## MATERIAL FOR THE TASK
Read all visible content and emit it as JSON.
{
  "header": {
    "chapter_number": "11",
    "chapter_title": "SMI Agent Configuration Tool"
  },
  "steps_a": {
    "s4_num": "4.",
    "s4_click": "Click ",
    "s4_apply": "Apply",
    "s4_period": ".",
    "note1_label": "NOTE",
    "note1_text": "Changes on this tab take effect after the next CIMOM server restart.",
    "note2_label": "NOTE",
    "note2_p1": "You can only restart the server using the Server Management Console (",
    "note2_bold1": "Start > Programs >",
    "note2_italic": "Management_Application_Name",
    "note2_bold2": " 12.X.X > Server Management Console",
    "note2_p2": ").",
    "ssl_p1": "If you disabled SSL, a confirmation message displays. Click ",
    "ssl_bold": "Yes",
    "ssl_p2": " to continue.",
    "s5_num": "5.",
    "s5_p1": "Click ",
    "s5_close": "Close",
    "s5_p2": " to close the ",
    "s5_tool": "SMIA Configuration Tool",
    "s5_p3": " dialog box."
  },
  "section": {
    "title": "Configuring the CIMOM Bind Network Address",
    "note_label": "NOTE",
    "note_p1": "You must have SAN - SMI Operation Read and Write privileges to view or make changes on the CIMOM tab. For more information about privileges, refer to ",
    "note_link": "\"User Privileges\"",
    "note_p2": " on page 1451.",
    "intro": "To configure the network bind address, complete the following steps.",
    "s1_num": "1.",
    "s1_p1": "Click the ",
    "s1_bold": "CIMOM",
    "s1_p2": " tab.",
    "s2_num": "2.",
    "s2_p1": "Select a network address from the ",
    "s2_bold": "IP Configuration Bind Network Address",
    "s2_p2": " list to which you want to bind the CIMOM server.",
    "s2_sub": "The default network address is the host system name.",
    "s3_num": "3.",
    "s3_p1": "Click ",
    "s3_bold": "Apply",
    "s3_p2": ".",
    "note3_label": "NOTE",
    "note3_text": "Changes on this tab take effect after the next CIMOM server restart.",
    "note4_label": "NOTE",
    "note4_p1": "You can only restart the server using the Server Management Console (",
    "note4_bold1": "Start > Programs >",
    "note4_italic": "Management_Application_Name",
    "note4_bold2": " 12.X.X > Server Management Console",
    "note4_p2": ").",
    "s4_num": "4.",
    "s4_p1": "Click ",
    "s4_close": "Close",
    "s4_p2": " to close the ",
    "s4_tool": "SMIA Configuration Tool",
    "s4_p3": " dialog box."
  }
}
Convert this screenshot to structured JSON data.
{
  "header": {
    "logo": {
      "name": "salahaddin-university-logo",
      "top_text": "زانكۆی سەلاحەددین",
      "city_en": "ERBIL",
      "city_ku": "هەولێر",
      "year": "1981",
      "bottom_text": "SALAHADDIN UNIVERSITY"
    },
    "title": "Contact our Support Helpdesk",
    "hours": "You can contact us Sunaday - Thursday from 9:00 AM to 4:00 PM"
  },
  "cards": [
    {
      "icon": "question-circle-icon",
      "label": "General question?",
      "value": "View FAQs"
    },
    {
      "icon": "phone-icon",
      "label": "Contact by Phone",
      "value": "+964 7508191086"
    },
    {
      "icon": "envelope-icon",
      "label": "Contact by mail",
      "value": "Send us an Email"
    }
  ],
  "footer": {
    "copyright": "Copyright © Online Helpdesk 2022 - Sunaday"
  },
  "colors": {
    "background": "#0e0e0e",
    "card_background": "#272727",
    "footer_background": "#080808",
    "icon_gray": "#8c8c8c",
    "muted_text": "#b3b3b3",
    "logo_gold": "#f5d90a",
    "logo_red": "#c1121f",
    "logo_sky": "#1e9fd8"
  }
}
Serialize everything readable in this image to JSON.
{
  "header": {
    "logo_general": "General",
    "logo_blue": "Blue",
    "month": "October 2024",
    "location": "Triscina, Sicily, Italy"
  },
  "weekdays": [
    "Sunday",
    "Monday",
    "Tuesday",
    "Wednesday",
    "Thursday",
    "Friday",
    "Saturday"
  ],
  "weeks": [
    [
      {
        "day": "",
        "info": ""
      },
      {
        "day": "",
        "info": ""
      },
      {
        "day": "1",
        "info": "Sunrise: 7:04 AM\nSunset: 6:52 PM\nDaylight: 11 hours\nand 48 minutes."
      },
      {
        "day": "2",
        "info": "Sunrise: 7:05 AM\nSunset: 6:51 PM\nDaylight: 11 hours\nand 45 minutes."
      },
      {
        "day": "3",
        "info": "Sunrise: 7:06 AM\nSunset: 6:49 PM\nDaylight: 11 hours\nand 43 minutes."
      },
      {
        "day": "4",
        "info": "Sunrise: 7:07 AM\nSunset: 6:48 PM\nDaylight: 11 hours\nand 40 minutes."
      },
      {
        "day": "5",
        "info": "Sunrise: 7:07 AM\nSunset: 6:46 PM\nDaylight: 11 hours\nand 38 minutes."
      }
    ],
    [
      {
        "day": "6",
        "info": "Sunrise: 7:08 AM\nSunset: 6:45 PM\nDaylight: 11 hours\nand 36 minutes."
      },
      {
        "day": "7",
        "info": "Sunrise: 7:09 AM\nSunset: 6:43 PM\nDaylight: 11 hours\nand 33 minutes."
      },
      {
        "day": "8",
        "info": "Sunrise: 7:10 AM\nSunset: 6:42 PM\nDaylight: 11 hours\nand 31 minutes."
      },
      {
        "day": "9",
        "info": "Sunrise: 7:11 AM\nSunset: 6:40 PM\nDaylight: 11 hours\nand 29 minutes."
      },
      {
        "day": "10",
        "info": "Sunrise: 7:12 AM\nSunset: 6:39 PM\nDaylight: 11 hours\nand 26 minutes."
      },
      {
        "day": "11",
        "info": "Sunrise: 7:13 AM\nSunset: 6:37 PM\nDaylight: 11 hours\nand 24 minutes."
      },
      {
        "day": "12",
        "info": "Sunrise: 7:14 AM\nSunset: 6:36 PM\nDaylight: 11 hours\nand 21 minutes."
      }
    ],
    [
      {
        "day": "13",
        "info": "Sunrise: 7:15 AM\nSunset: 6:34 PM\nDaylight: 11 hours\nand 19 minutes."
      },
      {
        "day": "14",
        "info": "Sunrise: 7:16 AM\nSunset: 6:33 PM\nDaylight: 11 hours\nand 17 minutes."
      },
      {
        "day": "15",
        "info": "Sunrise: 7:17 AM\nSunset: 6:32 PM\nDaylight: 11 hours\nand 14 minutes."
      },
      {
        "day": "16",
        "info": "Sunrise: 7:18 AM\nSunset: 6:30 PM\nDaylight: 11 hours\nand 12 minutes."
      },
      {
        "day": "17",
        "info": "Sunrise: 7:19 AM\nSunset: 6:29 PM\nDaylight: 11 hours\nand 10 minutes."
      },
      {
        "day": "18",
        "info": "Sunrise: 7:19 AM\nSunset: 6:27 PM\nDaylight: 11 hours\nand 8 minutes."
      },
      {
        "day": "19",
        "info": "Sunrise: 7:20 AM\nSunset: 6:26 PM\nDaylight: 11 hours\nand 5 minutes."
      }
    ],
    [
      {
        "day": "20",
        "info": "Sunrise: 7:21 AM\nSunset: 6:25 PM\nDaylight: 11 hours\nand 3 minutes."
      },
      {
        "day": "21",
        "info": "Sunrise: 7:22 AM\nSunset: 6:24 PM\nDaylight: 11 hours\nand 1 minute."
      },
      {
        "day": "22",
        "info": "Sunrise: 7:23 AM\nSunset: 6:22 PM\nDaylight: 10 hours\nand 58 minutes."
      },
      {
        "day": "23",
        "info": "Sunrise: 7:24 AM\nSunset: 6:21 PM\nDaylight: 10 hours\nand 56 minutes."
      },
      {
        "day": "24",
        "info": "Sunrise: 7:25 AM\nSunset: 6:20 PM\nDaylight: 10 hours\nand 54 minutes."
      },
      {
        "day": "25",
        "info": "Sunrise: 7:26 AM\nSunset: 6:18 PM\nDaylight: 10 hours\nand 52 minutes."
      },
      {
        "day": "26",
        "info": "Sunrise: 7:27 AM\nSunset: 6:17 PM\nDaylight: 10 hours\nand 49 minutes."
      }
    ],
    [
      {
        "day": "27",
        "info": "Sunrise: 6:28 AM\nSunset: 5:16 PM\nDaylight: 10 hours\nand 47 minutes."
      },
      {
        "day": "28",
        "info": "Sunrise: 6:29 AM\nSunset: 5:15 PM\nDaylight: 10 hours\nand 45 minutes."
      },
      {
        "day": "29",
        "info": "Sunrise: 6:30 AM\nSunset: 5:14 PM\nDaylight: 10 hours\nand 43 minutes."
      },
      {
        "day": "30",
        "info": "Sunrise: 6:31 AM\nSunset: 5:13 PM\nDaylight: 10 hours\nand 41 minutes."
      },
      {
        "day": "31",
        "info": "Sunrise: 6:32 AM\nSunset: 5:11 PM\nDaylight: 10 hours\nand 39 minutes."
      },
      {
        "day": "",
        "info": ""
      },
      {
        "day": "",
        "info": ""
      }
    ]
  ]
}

## WHAT NEEDS TO BE DONE
Copy out every line of the data that includes the word "from".

## RESULT
    "s2_p1": "Select a network address from the ",
    "hours": "You can contact us Sunaday - Thursday from 9:00 AM to 4:00 PM"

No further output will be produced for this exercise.